Read the entries below and pull out each line with the string "them".

>> start DATA IN THIS EXERCISE

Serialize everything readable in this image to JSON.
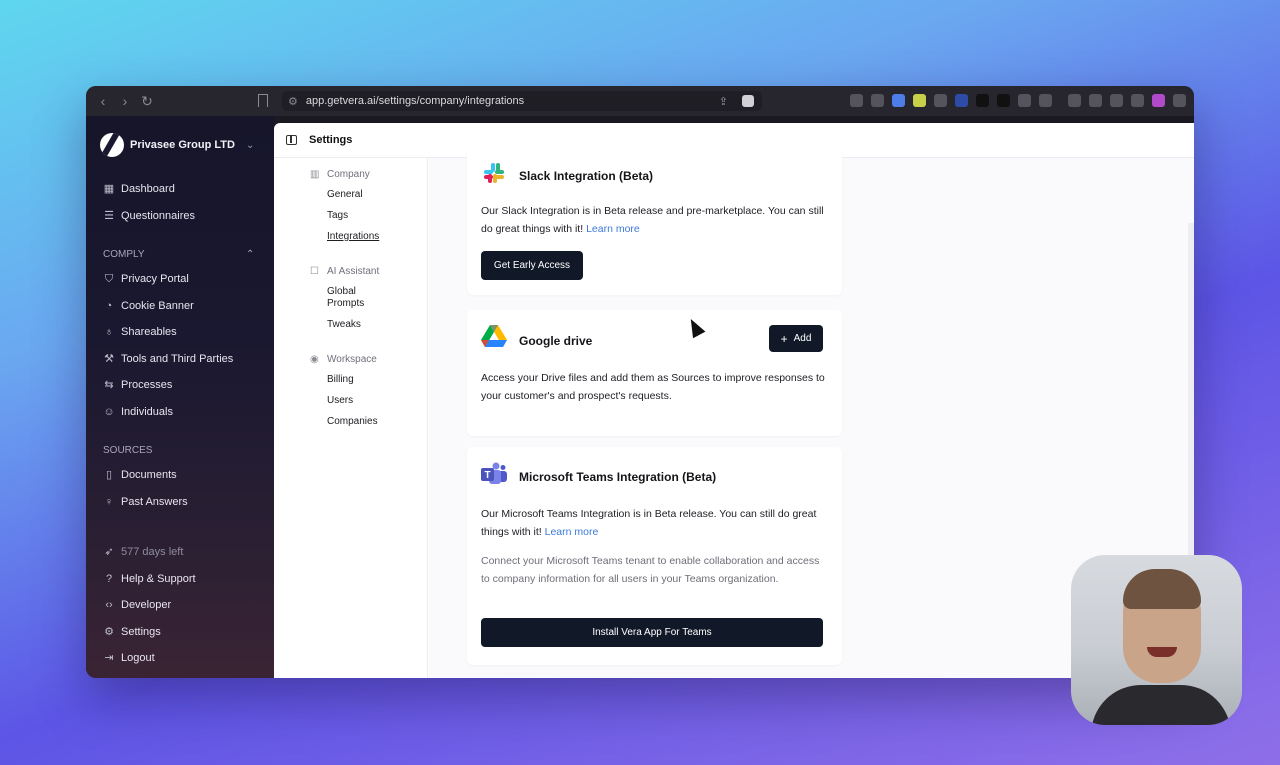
{
  "browser": {
    "url": "app.getvera.ai/settings/company/integrations"
  },
  "sidebar": {
    "org_name": "Privasee Group LTD",
    "top_items": [
      {
        "label": "Dashboard",
        "icon": "dashboard-icon"
      },
      {
        "label": "Questionnaires",
        "icon": "list-icon"
      }
    ],
    "comply_label": "COMPLY",
    "comply_items": [
      {
        "label": "Privacy Portal",
        "icon": "shield-icon"
      },
      {
        "label": "Cookie Banner",
        "icon": "cookie-icon"
      },
      {
        "label": "Shareables",
        "icon": "award-icon"
      },
      {
        "label": "Tools and Third Parties",
        "icon": "wrench-icon"
      },
      {
        "label": "Processes",
        "icon": "arrows-icon"
      },
      {
        "label": "Individuals",
        "icon": "users-icon"
      }
    ],
    "sources_label": "SOURCES",
    "sources_items": [
      {
        "label": "Documents",
        "icon": "document-icon"
      },
      {
        "label": "Past Answers",
        "icon": "lightbulb-icon"
      }
    ],
    "days_left": "577 days left",
    "bottom_items": [
      {
        "label": "Help & Support",
        "icon": "help-icon"
      },
      {
        "label": "Developer",
        "icon": "code-icon"
      },
      {
        "label": "Settings",
        "icon": "gear-icon"
      },
      {
        "label": "Logout",
        "icon": "logout-icon"
      }
    ]
  },
  "header": {
    "title": "Settings"
  },
  "subnav": {
    "company_label": "Company",
    "company_items": [
      "General",
      "Tags",
      "Integrations"
    ],
    "ai_label": "AI Assistant",
    "ai_items": [
      "Global Prompts",
      "Tweaks"
    ],
    "workspace_label": "Workspace",
    "workspace_items": [
      "Billing",
      "Users",
      "Companies"
    ]
  },
  "slack": {
    "title": "Slack Integration (Beta)",
    "text": "Our Slack Integration is in Beta release and pre-marketplace. You can still do great things with it!",
    "link": "Learn more",
    "button": "Get Early Access"
  },
  "gdrive": {
    "title": "Google drive",
    "button": "Add",
    "text": "Access your Drive files and add them as Sources to improve responses to your customer's and prospect's requests."
  },
  "teams": {
    "title": "Microsoft Teams Integration (Beta)",
    "text": "Our Microsoft Teams Integration is in Beta release. You can still do great things with it!",
    "link": "Learn more",
    "text2": "Connect your Microsoft Teams tenant to enable collaboration and access to company information for all users in your Teams organization.",
    "button": "Install Vera App For Teams"
  }
}
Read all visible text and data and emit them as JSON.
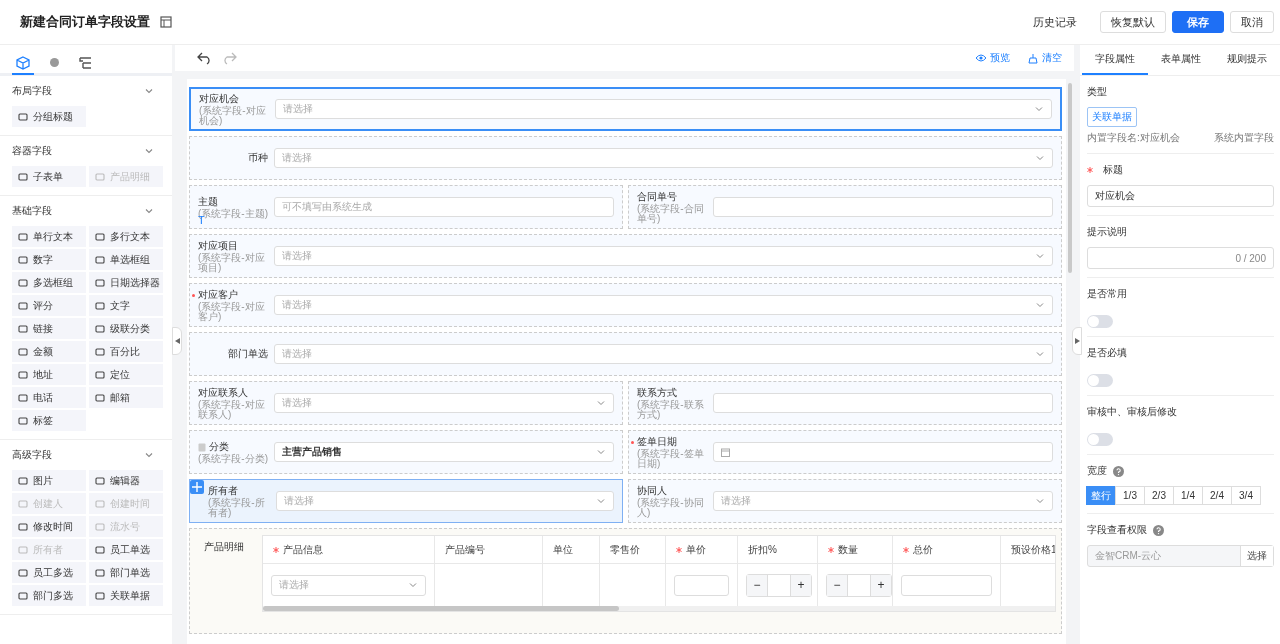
{
  "header": {
    "title": "新建合同订单字段设置",
    "buttons": [
      {
        "label": "历史记录",
        "kind": "link"
      },
      {
        "label": "恢复默认",
        "kind": "default"
      },
      {
        "label": "保存",
        "kind": "primary"
      },
      {
        "label": "取消",
        "kind": "default"
      }
    ]
  },
  "sidebar": {
    "tabs": [
      {
        "selected": true
      },
      {
        "selected": false
      },
      {
        "selected": false
      }
    ],
    "groups": [
      {
        "title": "布局字段",
        "expanded": true,
        "items": [
          {
            "label": "分组标题",
            "disabled": false
          }
        ]
      },
      {
        "title": "容器字段",
        "expanded": true,
        "items": [
          {
            "label": "子表单",
            "disabled": false
          },
          {
            "label": "产品明细",
            "disabled": true
          }
        ]
      },
      {
        "title": "基础字段",
        "expanded": true,
        "items": [
          {
            "label": "单行文本",
            "disabled": false
          },
          {
            "label": "多行文本",
            "disabled": false
          },
          {
            "label": "数字",
            "disabled": false
          },
          {
            "label": "单选框组",
            "disabled": false
          },
          {
            "label": "多选框组",
            "disabled": false
          },
          {
            "label": "日期选择器",
            "disabled": false
          },
          {
            "label": "评分",
            "disabled": false
          },
          {
            "label": "文字",
            "disabled": false
          },
          {
            "label": "链接",
            "disabled": false
          },
          {
            "label": "级联分类",
            "disabled": false
          },
          {
            "label": "金额",
            "disabled": false
          },
          {
            "label": "百分比",
            "disabled": false
          },
          {
            "label": "地址",
            "disabled": false
          },
          {
            "label": "定位",
            "disabled": false
          },
          {
            "label": "电话",
            "disabled": false
          },
          {
            "label": "邮箱",
            "disabled": false
          },
          {
            "label": "标签",
            "disabled": false
          }
        ]
      },
      {
        "title": "高级字段",
        "expanded": true,
        "items": [
          {
            "label": "图片",
            "disabled": false
          },
          {
            "label": "编辑器",
            "disabled": false
          },
          {
            "label": "创建人",
            "disabled": true
          },
          {
            "label": "创建时间",
            "disabled": true
          },
          {
            "label": "修改时间",
            "disabled": false
          },
          {
            "label": "流水号",
            "disabled": true
          },
          {
            "label": "所有者",
            "disabled": true
          },
          {
            "label": "员工单选",
            "disabled": false
          },
          {
            "label": "员工多选",
            "disabled": false
          },
          {
            "label": "部门单选",
            "disabled": false
          },
          {
            "label": "部门多选",
            "disabled": false
          },
          {
            "label": "关联单据",
            "disabled": false
          }
        ]
      }
    ]
  },
  "toolbar": {
    "preview": "预览",
    "clear": "清空"
  },
  "form": {
    "rows": [
      {
        "fields": [
          {
            "label": "对应机会",
            "sub": "(系统字段-对应机会)",
            "required": false,
            "kind": "select",
            "placeholder": "请选择",
            "selected": true,
            "dragging": false
          }
        ]
      },
      {
        "fields": [
          {
            "label": "币种",
            "required": false,
            "kind": "select",
            "placeholder": "请选择",
            "selected": false,
            "dragging": false
          }
        ]
      },
      {
        "fields": [
          {
            "label": "主题",
            "sub": "(系统字段-主题)",
            "required": false,
            "kind": "input",
            "placeholder": "可不填写由系统生成",
            "selected": false,
            "dragging": false,
            "mark": "T"
          },
          {
            "label": "合同单号",
            "sub": "(系统字段-合同单号)",
            "required": false,
            "kind": "input",
            "selected": false,
            "dragging": false
          }
        ]
      },
      {
        "fields": [
          {
            "label": "对应项目",
            "sub": "(系统字段-对应项目)",
            "required": false,
            "kind": "select",
            "placeholder": "请选择",
            "selected": false,
            "dragging": false
          }
        ]
      },
      {
        "fields": [
          {
            "label": "对应客户",
            "sub": "(系统字段-对应客户)",
            "required": true,
            "kind": "select",
            "placeholder": "请选择",
            "selected": false,
            "dragging": false
          }
        ]
      },
      {
        "fields": [
          {
            "label": "部门单选",
            "required": false,
            "kind": "select",
            "placeholder": "请选择",
            "selected": false,
            "dragging": false
          }
        ]
      },
      {
        "fields": [
          {
            "label": "对应联系人",
            "sub": "(系统字段-对应联系人)",
            "required": false,
            "kind": "select",
            "placeholder": "请选择",
            "selected": false,
            "dragging": false
          },
          {
            "label": "联系方式",
            "sub": "(系统字段-联系方式)",
            "required": false,
            "kind": "input",
            "selected": false,
            "dragging": false
          }
        ]
      },
      {
        "fields": [
          {
            "label": "分类",
            "sub": "(系统字段-分类)",
            "required": false,
            "kind": "select",
            "value": "主营产品销售",
            "selected": false,
            "dragging": false,
            "locked": true
          },
          {
            "label": "签单日期",
            "sub": "(系统字段-签单日期)",
            "required": true,
            "kind": "date",
            "selected": false,
            "dragging": false
          }
        ]
      },
      {
        "fields": [
          {
            "label": "所有者",
            "sub": "(系统字段-所有者)",
            "required": false,
            "kind": "select",
            "placeholder": "请选择",
            "selected": false,
            "dragging": true
          },
          {
            "label": "协同人",
            "sub": "(系统字段-协同人)",
            "required": false,
            "kind": "select",
            "placeholder": "请选择",
            "selected": false,
            "dragging": false
          }
        ]
      }
    ],
    "table": {
      "label": "产品明细",
      "columns": [
        {
          "label": "产品信息",
          "required": true
        },
        {
          "label": "产品编号",
          "required": false
        },
        {
          "label": "单位",
          "required": false
        },
        {
          "label": "零售价",
          "required": false
        },
        {
          "label": "单价",
          "required": true
        },
        {
          "label": "折扣%",
          "required": false
        },
        {
          "label": "数量",
          "required": true
        },
        {
          "label": "总价",
          "required": true
        },
        {
          "label": "预设价格1",
          "required": false
        }
      ],
      "cells": [
        {
          "kind": "select",
          "placeholder": "请选择"
        },
        {
          "kind": "empty"
        },
        {
          "kind": "empty"
        },
        {
          "kind": "empty"
        },
        {
          "kind": "input"
        },
        {
          "kind": "stepper",
          "minus": "−",
          "plus": "+"
        },
        {
          "kind": "stepper",
          "minus": "−",
          "plus": "+"
        },
        {
          "kind": "input"
        },
        {
          "kind": "empty"
        }
      ]
    }
  },
  "panel": {
    "tabs": [
      {
        "label": "字段属性",
        "selected": true
      },
      {
        "label": "表单属性",
        "selected": false
      },
      {
        "label": "规则提示",
        "selected": false
      }
    ],
    "type": {
      "label": "类型",
      "tag": "关联单据",
      "name_note": "内置字段名:对应机会",
      "system_note": "系统内置字段"
    },
    "title": {
      "label": "标题",
      "required": true,
      "value": "对应机会"
    },
    "hint": {
      "label": "提示说明",
      "counter": "0 / 200"
    },
    "switches": [
      {
        "label": "是否常用",
        "on": false
      },
      {
        "label": "是否必填",
        "on": false
      },
      {
        "label": "审核中、审核后修改",
        "on": false
      }
    ],
    "width": {
      "label": "宽度",
      "options": [
        {
          "label": "整行",
          "selected": true
        },
        {
          "label": "1/3",
          "selected": false
        },
        {
          "label": "2/3",
          "selected": false
        },
        {
          "label": "1/4",
          "selected": false
        },
        {
          "label": "2/4",
          "selected": false
        },
        {
          "label": "3/4",
          "selected": false
        }
      ]
    },
    "permission": {
      "label": "字段查看权限",
      "value": "金智CRM-云心",
      "disabled": true,
      "button": "选择"
    }
  }
}
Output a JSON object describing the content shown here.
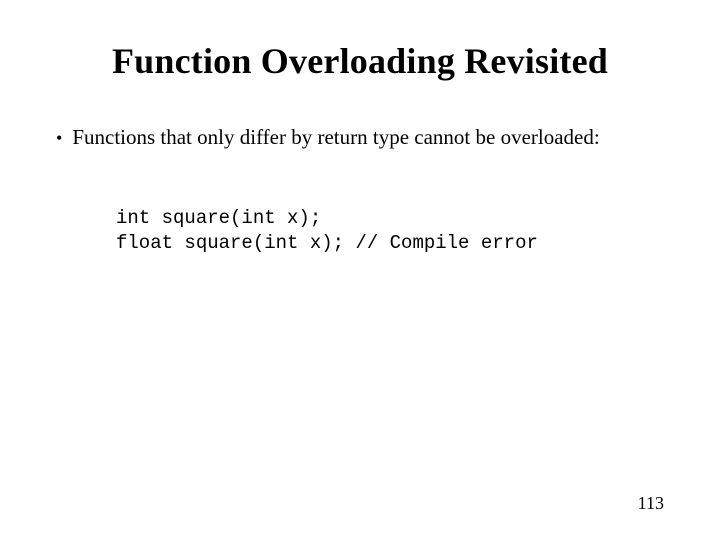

>> end DATA IN THIS EXERCISE

:: SOLUTION FOR THIS PROBLEM ::
    "text": "Access your Drive files and add them as Sources to improve responses to your customer's and prospect's requests."
Read all visible text and data and emit them as JSON.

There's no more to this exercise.